- **Stated task**
Return all of the entries word for word, but omit the pictures they contain.

- **Saved entries**
◆ ◆ ◆ ◆ ◆ ◆ ◆
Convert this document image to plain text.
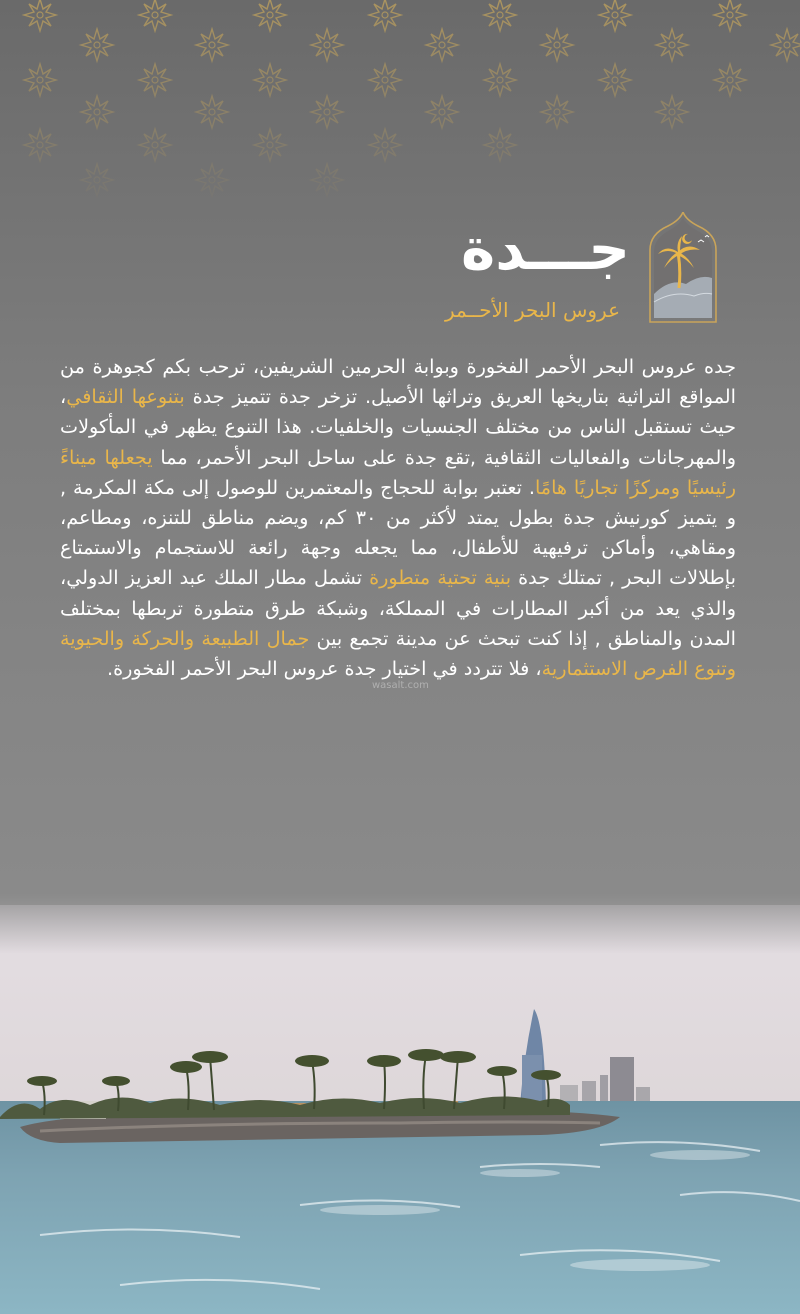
جـــدة

عروس البحر الأحــمر

جده عروس البحر الأحمر الفخورة وبوابة الحرمين الشريفين، ترحب بكم كجوهرة من المواقع التراثية بتاريخها العريق وتراثها الأصيل. تزخر جدة تتميز جدة بتنوعها الثقافي، حيث تستقبل الناس من مختلف الجنسيات والخلفيات. هذا التنوع يظهر في المأكولات والمهرجانات والفعاليات الثقافية ,تقع جدة على ساحل البحر الأحمر، مما يجعلها ميناءً رئيسيًا ومركزًا تجاريًا هامًا. تعتبر بوابة للحجاج والمعتمرين للوصول إلى مكة المكرمة , و يتميز كورنيش جدة بطول يمتد لأكثر من ٣٠ كم، ويضم مناطق للتنزه، ومطاعم، ومقاهي، وأماكن ترفيهية للأطفال، مما يجعله وجهة رائعة للاستجمام والاستمتاع بإطلالات البحر , تمتلك جدة بنية تحتية متطورة تشمل مطار الملك عبد العزيز الدولي، والذي يعد من أكبر المطارات في المملكة، وشبكة طرق متطورة تربطها بمختلف المدن والمناطق , إذا كنت تبحث عن مدينة تجمع بين جمال الطبيعة والحركة والحيوية وتنوع الفرص الاستثمارية، فلا تتردد في اختيار جدة عروس البحر الأحمر الفخورة.

wasalt.com
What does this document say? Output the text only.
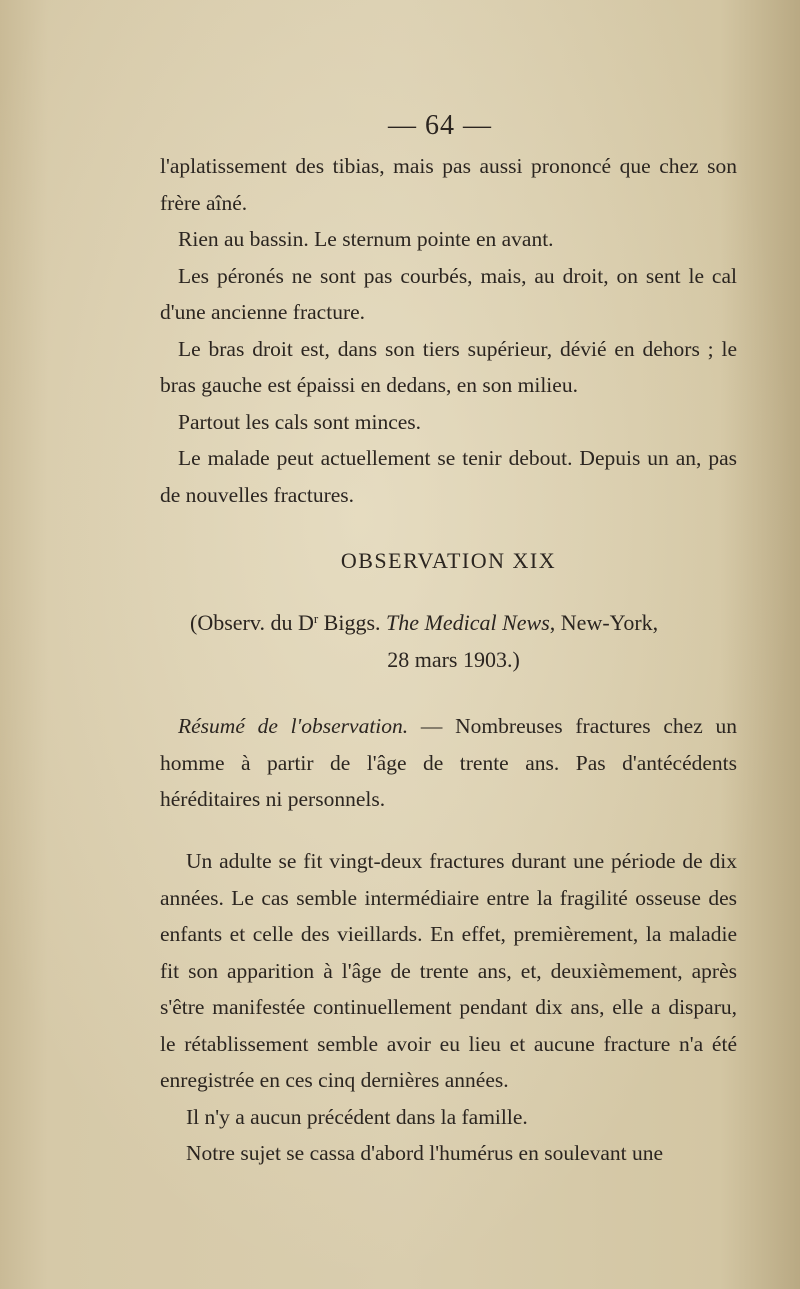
— 64 —

l'aplatissement des tibias, mais pas aussi prononcé que chez son frère aîné.

Rien au bassin. Le sternum pointe en avant.

Les péronés ne sont pas courbés, mais, au droit, on sent le cal d'une ancienne fracture.

Le bras droit est, dans son tiers supérieur, dévié en dehors ; le bras gauche est épaissi en dedans, en son milieu.

Partout les cals sont minces.

Le malade peut actuellement se tenir debout. Depuis un an, pas de nouvelles fractures.

OBSERVATION XIX
(Observ. du $D^r$ Biggs. The Medical News, New-York,
28 mars 1903.)

Résumé de l'observation. — Nombreuses fractures chez un homme à partir de l'âge de trente ans. Pas d'antécédents héréditaires ni personnels.

Un adulte se fit vingt-deux fractures durant une période de dix années. Le cas semble intermédiaire entre la fragilité osseuse des enfants et celle des vieillards. En effet, premièrement, la maladie fit son apparition à l'âge de trente ans, et, deuxièmement, après s'être manifestée continuellement pendant dix ans, elle a disparu, le rétablissement semble avoir eu lieu et aucune fracture n'a été enregistrée en ces cinq dernières années.

Il n'y a aucun précédent dans la famille.

Notre sujet se cassa d'abord l'humérus en soulevant une
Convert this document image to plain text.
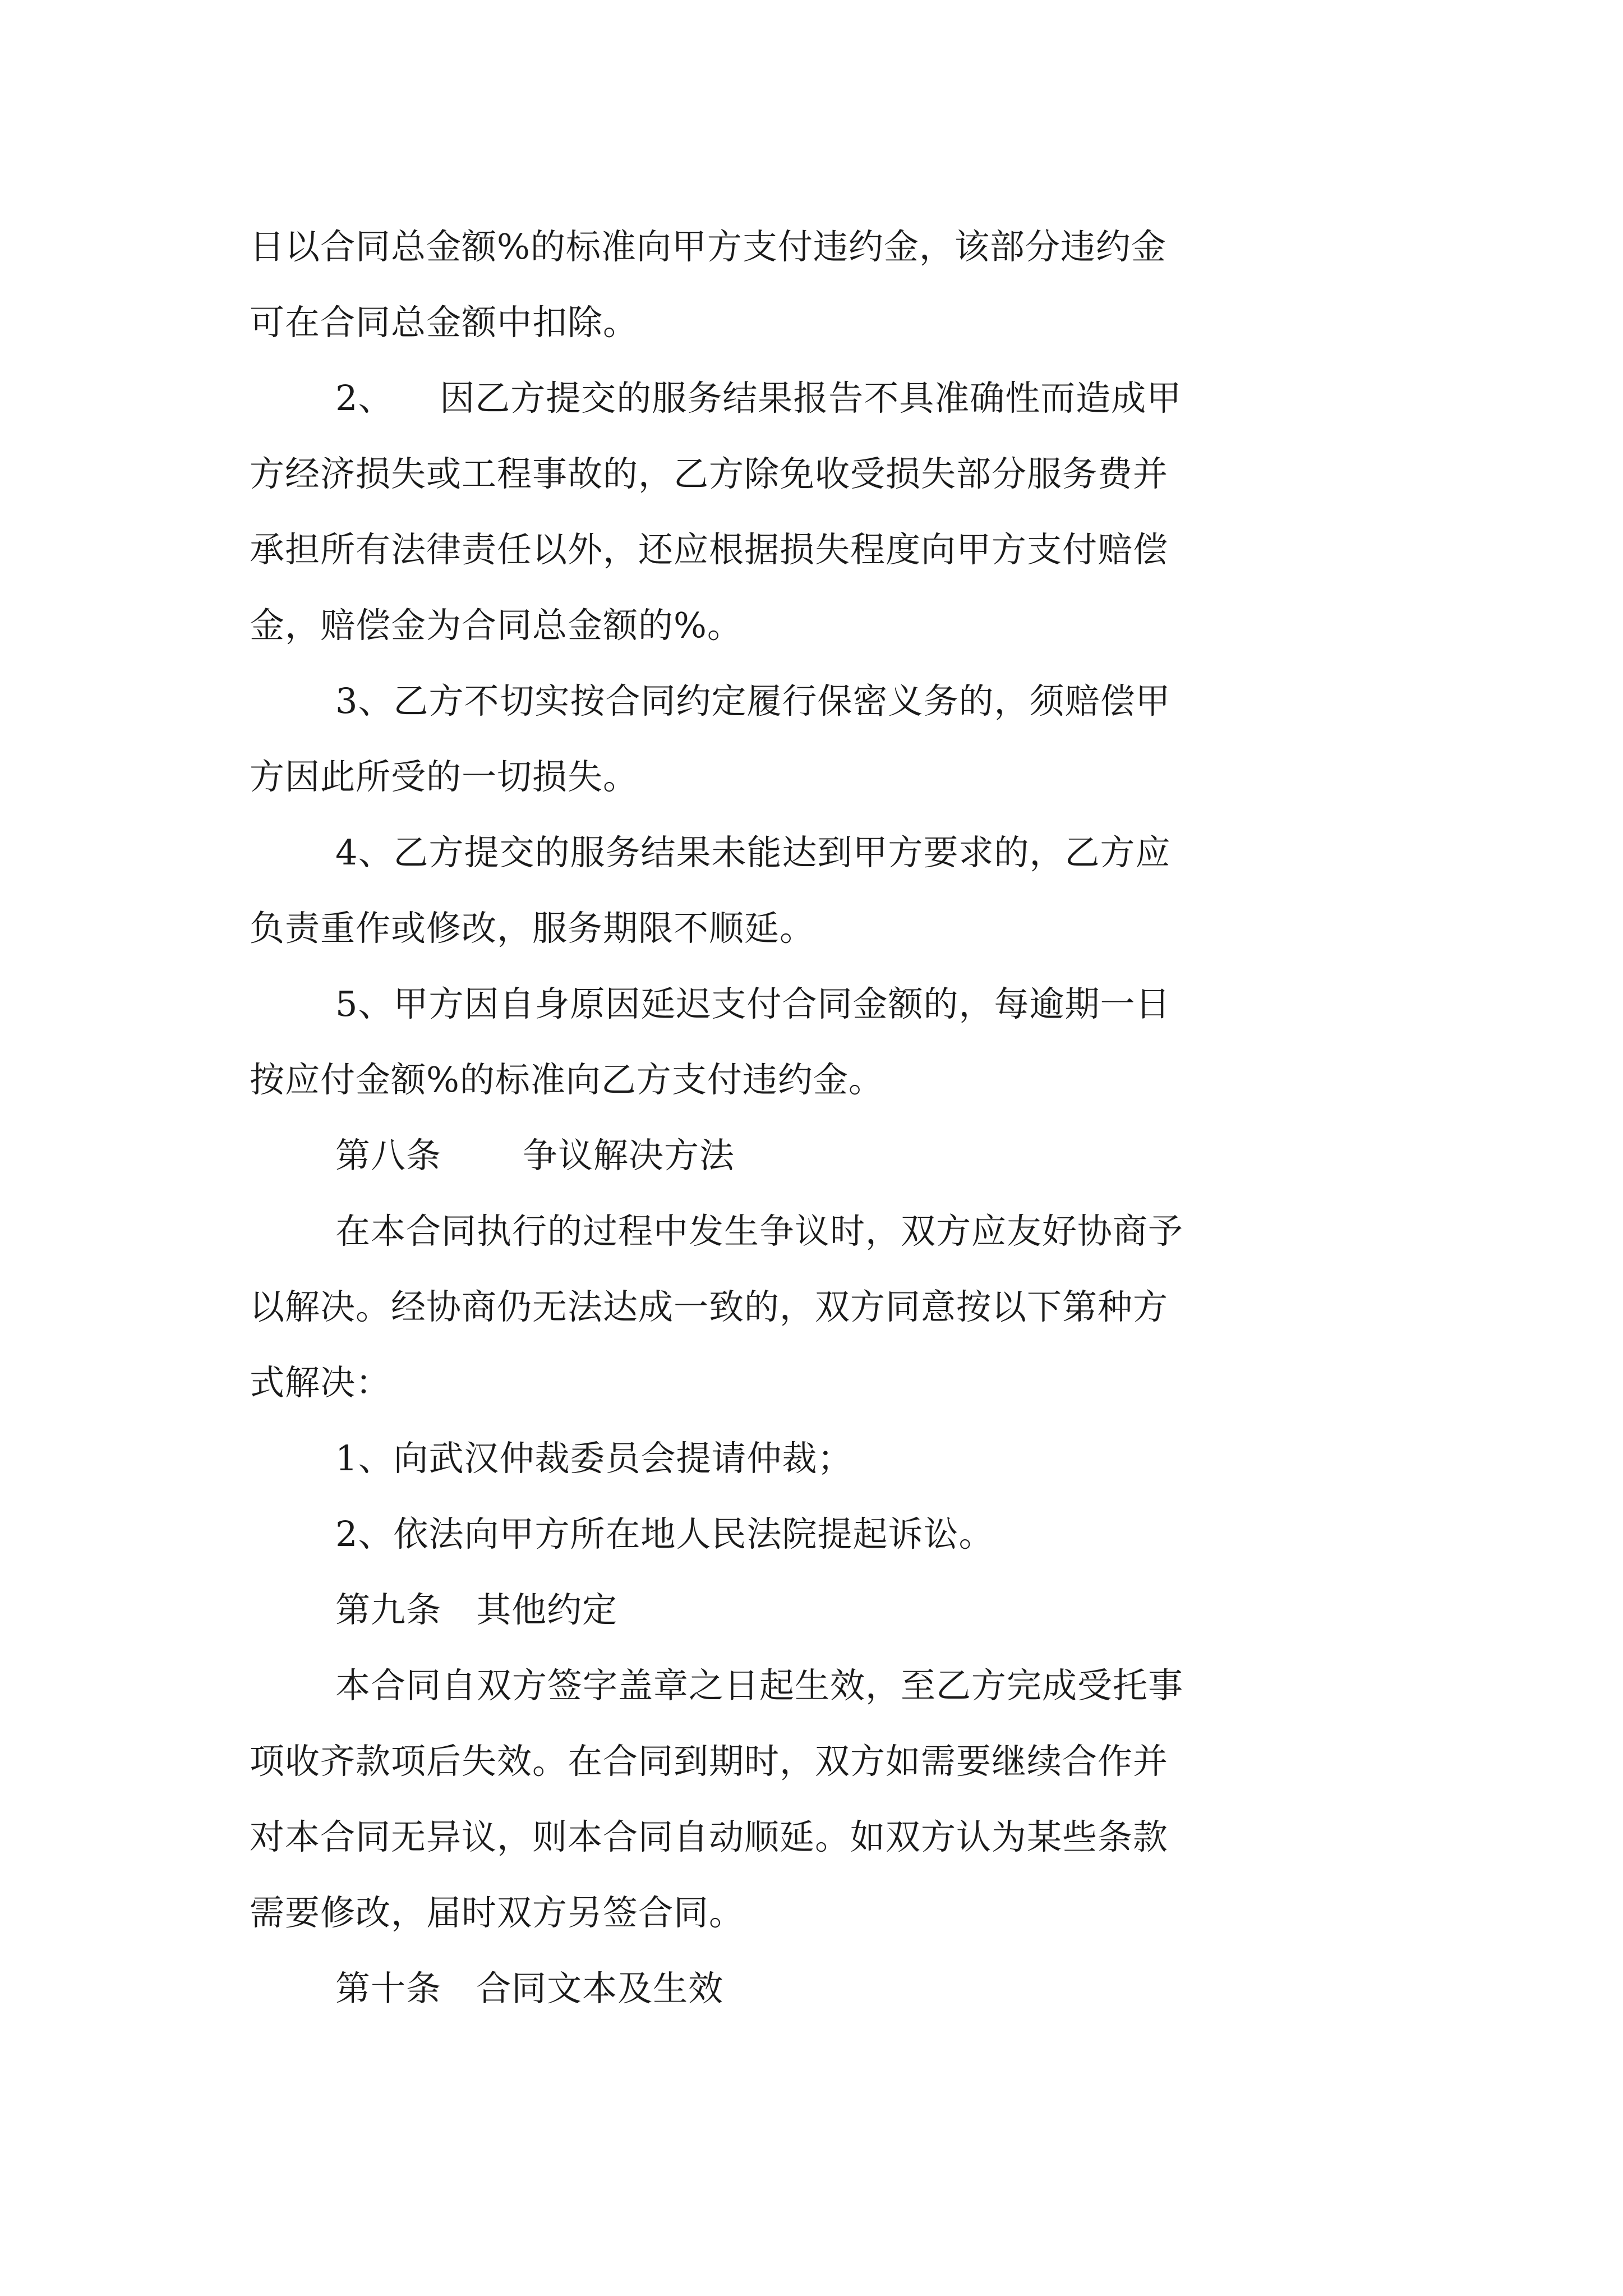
日以合同总金额%的标准向甲方支付违约金，该部分违约金
可在合同总金额中扣除。
2、    因乙方提交的服务结果报告不具准确性而造成甲
方经济损失或工程事故的，乙方除免收受损失部分服务费并
承担所有法律责任以外，还应根据损失程度向甲方支付赔偿
金，赔偿金为合同总金额的%。
3、乙方不切实按合同约定履行保密义务的，须赔偿甲
方因此所受的一切损失。
4、乙方提交的服务结果未能达到甲方要求的，乙方应
负责重作或修改，服务期限不顺延。
5、甲方因自身原因延迟支付合同金额的，每逾期一日
按应付金额%的标准向乙方支付违约金。
第八条       争议解决方法
在本合同执行的过程中发生争议时，双方应友好协商予
以解决。经协商仍无法达成一致的，双方同意按以下第种方
式解决：
1、向武汉仲裁委员会提请仲裁；
2、依法向甲方所在地人民法院提起诉讼。
第九条   其他约定
本合同自双方签字盖章之日起生效，至乙方完成受托事
项收齐款项后失效。在合同到期时，双方如需要继续合作并
对本合同无异议，则本合同自动顺延。如双方认为某些条款
需要修改，届时双方另签合同。
第十条   合同文本及生效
◆ ◆ ◆ ◆ ◆ ◆ ◆
- **Written solution**
Convert this document image to plain text.
جـــدة

عروس البحر الأحــمر

جده عروس البحر الأحمر الفخورة وبوابة الحرمين الشريفين، ترحب بكم كجوهرة من المواقع التراثية بتاريخها العريق وتراثها الأصيل. تزخر جدة تتميز جدة بتنوعها الثقافي، حيث تستقبل الناس من مختلف الجنسيات والخلفيات. هذا التنوع يظهر في المأكولات والمهرجانات والفعاليات الثقافية ,تقع جدة على ساحل البحر الأحمر، مما يجعلها ميناءً رئيسيًا ومركزًا تجاريًا هامًا. تعتبر بوابة للحجاج والمعتمرين للوصول إلى مكة المكرمة , و يتميز كورنيش جدة بطول يمتد لأكثر من ٣٠ كم، ويضم مناطق للتنزه، ومطاعم، ومقاهي، وأماكن ترفيهية للأطفال، مما يجعله وجهة رائعة للاستجمام والاستمتاع بإطلالات البحر , تمتلك جدة بنية تحتية متطورة تشمل مطار الملك عبد العزيز الدولي، والذي يعد من أكبر المطارات في المملكة، وشبكة طرق متطورة تربطها بمختلف المدن والمناطق , إذا كنت تبحث عن مدينة تجمع بين جمال الطبيعة والحركة والحيوية وتنوع الفرص الاستثمارية، فلا تتردد في اختيار جدة عروس البحر الأحمر الفخورة.

wasalt.com
What does this document say? Output the text only.
— 64 —

l'aplatissement des tibias, mais pas aussi prononcé que chez son frère aîné.

Rien au bassin. Le sternum pointe en avant.

Les péronés ne sont pas courbés, mais, au droit, on sent le cal d'une ancienne fracture.

Le bras droit est, dans son tiers supérieur, dévié en dehors ; le bras gauche est épaissi en dedans, en son milieu.

Partout les cals sont minces.

Le malade peut actuellement se tenir debout. Depuis un an, pas de nouvelles fractures.

OBSERVATION XIX
(Observ. du $D^r$ Biggs. The Medical News, New-York,
28 mars 1903.)

Résumé de l'observation. — Nombreuses fractures chez un homme à partir de l'âge de trente ans. Pas d'antécédents héréditaires ni personnels.

Un adulte se fit vingt-deux fractures durant une période de dix années. Le cas semble intermédiaire entre la fragilité osseuse des enfants et celle des vieillards. En effet, premièrement, la maladie fit son apparition à l'âge de trente ans, et, deuxièmement, après s'être manifestée continuellement pendant dix ans, elle a disparu, le rétablissement semble avoir eu lieu et aucune fracture n'a été enregistrée en ces cinq dernières années.

Il n'y a aucun précédent dans la famille.

Notre sujet se cassa d'abord l'humérus en soulevant une
Convert this document image to plain text.
日以合同总金额%的标准向甲方支付违约金，该部分违约金
可在合同总金额中扣除。
2、    因乙方提交的服务结果报告不具准确性而造成甲
方经济损失或工程事故的，乙方除免收受损失部分服务费并
承担所有法律责任以外，还应根据损失程度向甲方支付赔偿
金，赔偿金为合同总金额的%。
3、乙方不切实按合同约定履行保密义务的，须赔偿甲
方因此所受的一切损失。
4、乙方提交的服务结果未能达到甲方要求的，乙方应
负责重作或修改，服务期限不顺延。
5、甲方因自身原因延迟支付合同金额的，每逾期一日
按应付金额%的标准向乙方支付违约金。
第八条       争议解决方法
在本合同执行的过程中发生争议时，双方应友好协商予
以解决。经协商仍无法达成一致的，双方同意按以下第种方
式解决：
1、向武汉仲裁委员会提请仲裁；
2、依法向甲方所在地人民法院提起诉讼。
第九条   其他约定
本合同自双方签字盖章之日起生效，至乙方完成受托事
项收齐款项后失效。在合同到期时，双方如需要继续合作并
对本合同无异议，则本合同自动顺延。如双方认为某些条款
需要修改，届时双方另签合同。
第十条   合同文本及生效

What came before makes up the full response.